### Source excerpt
----

There are other three policies on constructing the agent network.

(1) Network structure relies on recognition system

This policy integrates the recognition and action process hierarchically.

(2) Action command is given as a goal

Command with semantics is avoided.

(3) New agent could be added step-by-step

Incremental learning becomes possible and reusing of partial system could be possible.

2.2.1 Layers

Communication channel between agents has six layers for every nodes.

- State layer: sends the situation of reality including sensor information, action state and internal representation. Each agent behaves as transformation function. The agent receives signal from L-node and puts the result in B-node (upward).

- Goal Layer: propagates the situation that wants to be realized. Each agent behaves as associative memory, so signals in goal layer are transformed both upward and downward.

- Propose Layer: is used for negotiation for conflict resolution.

Each layer has corresponding virtual layer for virtual mode that are VState, VGoal and VPropose layers.

2.2.2 Special nodes

One agent communicates with other agent using special nodes that have explicit semantics (Figure 2).

Wat: An activity degree of watch monitor cycle
Act: An activity degree of action output cycle
Sup: Restraint of suppress output cycle
Bid: An activity degree of bid cycle
Fil: Failure of output cycle
PTk: Planning token
ReI: Reward signal input from critic agent
PuI: Punishment signal input from critic agent
ReO: Reward signal output to critic agent
PuO: Punishment signal output to critic agent

2.2.3 Branch nodes and Leaf nodes

These nodes are pattern based communication channels (Figure 2).

- Branch node (B-node)

This node sends information generated in each agent. In recognition agent, the information from state layer of L-node is transformed and written in state layer of B-node. Internal parameter is also written on state layer of B-node.

- Leaf node (L-node)

A L-node refers one B-node of other agent and stores the connection information that is an identifier of nodes on other agent. Referring two B-node from one L-node is prohibited.

Only connection between B-node and L-node are permitted. We can add new agent with using B-node signal of existing network.

----

### Your instructions
Copy the agent network excerpt word for word from "These nodes are" to "of existing network.". The data that comes after this agent network excerpt is separate material.

### Dataset section
----

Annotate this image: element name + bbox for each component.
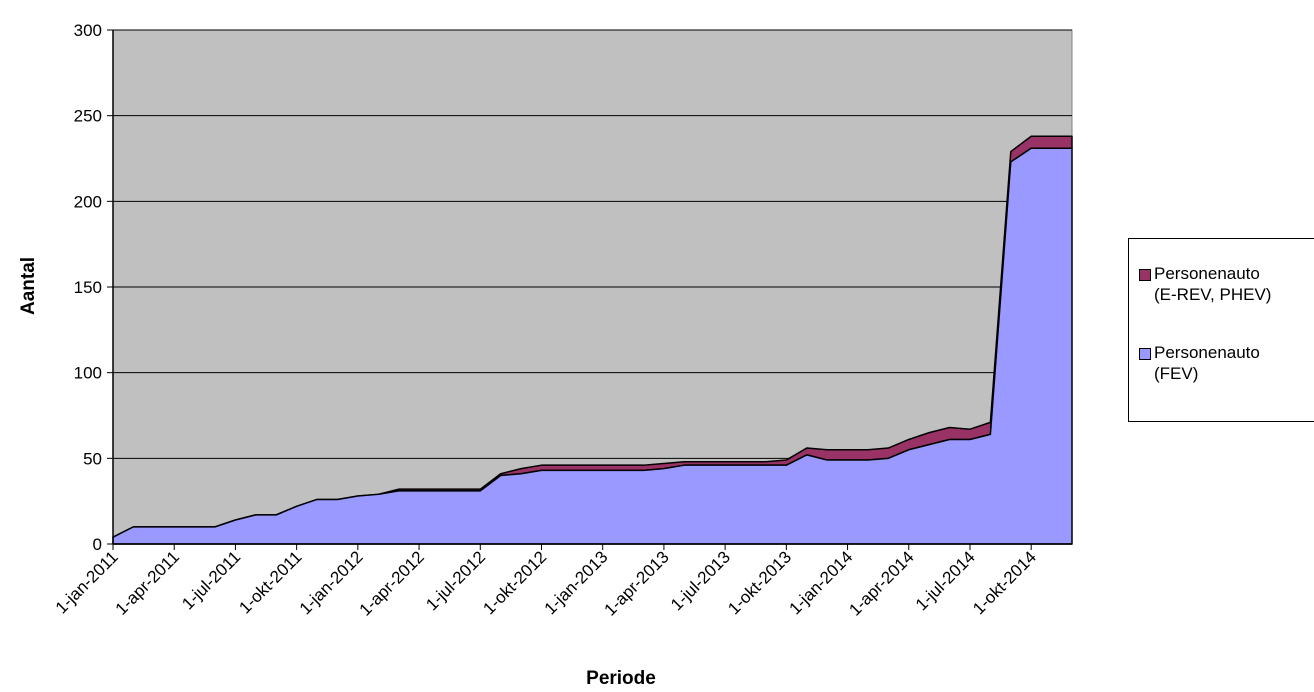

----

### Expected answer
These nodes are pattern based communication channels (Figure 2).

- Branch node (B-node)

This node sends information generated in each agent. In recognition agent, the information from state layer of L-node is transformed and written in state layer of B-node. Internal parameter is also written on state layer of B-node.

- Leaf node (L-node)

A L-node refers one B-node of other agent and stores the connection information that is an identifier of nodes on other agent. Referring two B-node from one L-node is prohibited.

Only connection between B-node and L-node are permitted. We can add new agent with using B-node signal of existing network.